## START Exercise inputs

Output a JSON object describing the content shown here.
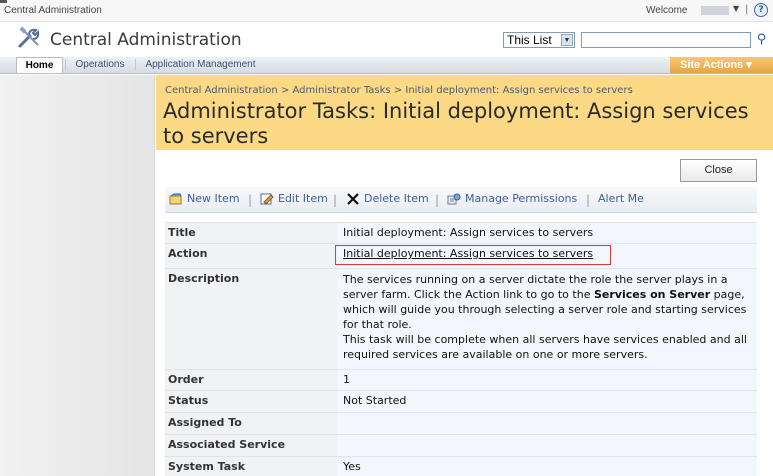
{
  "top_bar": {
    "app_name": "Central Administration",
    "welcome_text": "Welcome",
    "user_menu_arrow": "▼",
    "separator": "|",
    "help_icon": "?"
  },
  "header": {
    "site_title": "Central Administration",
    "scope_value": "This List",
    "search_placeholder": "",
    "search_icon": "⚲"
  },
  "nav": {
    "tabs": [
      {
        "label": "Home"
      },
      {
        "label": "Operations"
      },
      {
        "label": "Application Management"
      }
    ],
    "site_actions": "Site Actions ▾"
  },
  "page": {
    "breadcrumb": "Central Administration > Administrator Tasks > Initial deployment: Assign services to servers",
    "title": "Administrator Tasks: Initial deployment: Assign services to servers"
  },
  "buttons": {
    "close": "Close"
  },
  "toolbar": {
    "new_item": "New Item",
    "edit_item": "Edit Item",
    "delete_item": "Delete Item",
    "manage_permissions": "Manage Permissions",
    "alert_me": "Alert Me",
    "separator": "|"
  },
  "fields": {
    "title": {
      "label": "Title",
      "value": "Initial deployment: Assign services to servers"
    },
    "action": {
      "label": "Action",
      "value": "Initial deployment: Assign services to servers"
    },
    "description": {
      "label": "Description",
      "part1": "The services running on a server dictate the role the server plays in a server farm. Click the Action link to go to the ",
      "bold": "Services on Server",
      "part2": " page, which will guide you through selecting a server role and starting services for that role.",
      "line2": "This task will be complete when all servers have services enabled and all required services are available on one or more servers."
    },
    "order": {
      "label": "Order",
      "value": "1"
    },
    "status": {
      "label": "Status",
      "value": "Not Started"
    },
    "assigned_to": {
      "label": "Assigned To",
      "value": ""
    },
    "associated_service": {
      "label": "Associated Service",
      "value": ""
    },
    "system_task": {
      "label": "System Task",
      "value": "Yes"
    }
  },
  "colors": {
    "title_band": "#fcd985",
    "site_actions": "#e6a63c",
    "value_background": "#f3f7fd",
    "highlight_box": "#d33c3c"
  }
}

## END Exercise inputs
## START Exercise inputs

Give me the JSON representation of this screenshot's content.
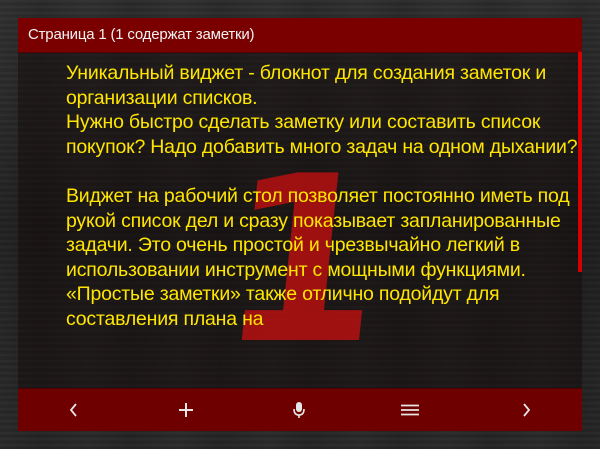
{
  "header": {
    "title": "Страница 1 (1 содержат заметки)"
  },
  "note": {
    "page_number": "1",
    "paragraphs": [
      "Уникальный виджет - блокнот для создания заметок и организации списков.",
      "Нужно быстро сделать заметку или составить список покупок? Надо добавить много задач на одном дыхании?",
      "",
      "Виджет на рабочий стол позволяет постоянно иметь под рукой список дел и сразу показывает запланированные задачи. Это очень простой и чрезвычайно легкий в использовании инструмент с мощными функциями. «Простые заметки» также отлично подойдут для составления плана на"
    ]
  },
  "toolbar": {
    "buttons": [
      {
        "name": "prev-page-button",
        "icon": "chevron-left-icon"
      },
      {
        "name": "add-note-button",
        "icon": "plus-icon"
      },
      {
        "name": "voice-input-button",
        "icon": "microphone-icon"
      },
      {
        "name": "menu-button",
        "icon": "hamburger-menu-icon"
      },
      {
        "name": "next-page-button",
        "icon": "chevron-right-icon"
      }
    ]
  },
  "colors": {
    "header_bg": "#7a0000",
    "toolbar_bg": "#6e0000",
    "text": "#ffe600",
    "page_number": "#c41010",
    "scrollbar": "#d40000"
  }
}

## END Exercise inputs

Across the material above, how many lines include the string "Tasks"? Only the number is wanted.

2